=== Görev ===
Lütfen kitap bölümünde "Buyrun bu bölümü" ile başlayıp "muhtaç etme.’ dir." ifadesine kadar süren kısmı, "hoşgörü" yerine "anlayış" koyarak güncelle ve yeniden yaz.

=== Alıntı metin ===
3 Ocak 2016 Pazar

37. BÖLÜM - 37/41



 

Rahat okunması için kitabı üç kısıma ayırdık; Giriş, Gelişme ve Sonuç.

 

Bu üç kısmı da, kendi içlerinde toplam 41 bölüme böldük.

 

37. Bölüm, Sonuç kısmına aittir ve Sonuç kısmı 11 bölümden oluşmaktadır. (31-41)

 

Bölüm’de yer alan alt başlıklar şunlardır:

 

37. BÖLÜM - 37/41.

37-a) Allah için dost muyuz?.

37-b) Huzur ve mutluluk ibadet ve dostluktadır

37-c) Şükredecek ne çok şeyimiz var

37-d) İbrahim Kitabı Yazmama Yardım Etti

37-e) Neden kilo almıyorum?.

 

 

Buyrun bu bölümü okumaya başlayalım:

 


 

Dostluk, sevgi, vefa, hoşgörü biz Müslümanların olmazsa olmaz vasıflarımızdır. 

 

Yaşım kırkı geçti. Benim namazlarımda birinci duam, ‘Allah’ım beni, bu hastalığım varken annem ve babamdan başka bir sebebe muhtaç etme.’ dir.

 

Bir dostumuzun yakını vefat ettiğinde sabret, hayat devam ediyor, napalım emir Allah’ın başın sağolsun, deriz; demesine de bu acıyı yaşamayan bilemez sanırım.

 

Bu acıyı ben yaşamadım fakat pek çok dostumun anne veya babası ahirete göçtü. Hastalığım, empati duygumu çok geliştirdi.

 

Yani kendimi karşımdakinin yerine koyup, onun duygu ve düşüncelerini hissedebiliyorum hamdolsun.

=== Kayıtlı veriler ===
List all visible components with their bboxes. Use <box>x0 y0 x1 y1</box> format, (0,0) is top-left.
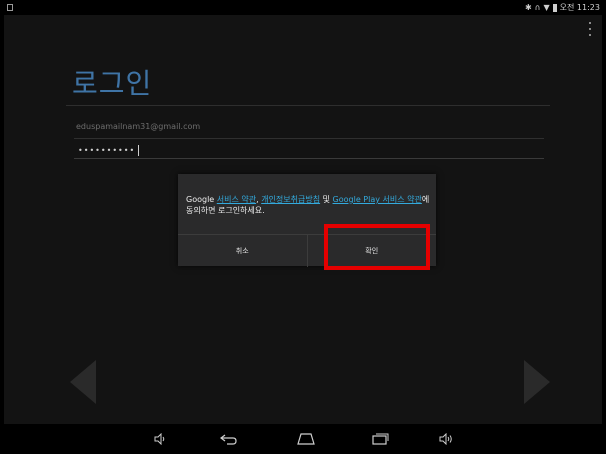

=== Yanıt ===
Buyrun bu bölümü okumaya başlayalım:

 


 

Dostluk, sevgi, vefa, anlayış biz Müslümanların olmazsa olmaz vasıflarımızdır. 

 

Yaşım kırkı geçti. Benim namazlarımda birinci duam, ‘Allah’ım beni, bu hastalığım varken annem ve babamdan başka bir sebebe muhtaç etme.’ dir.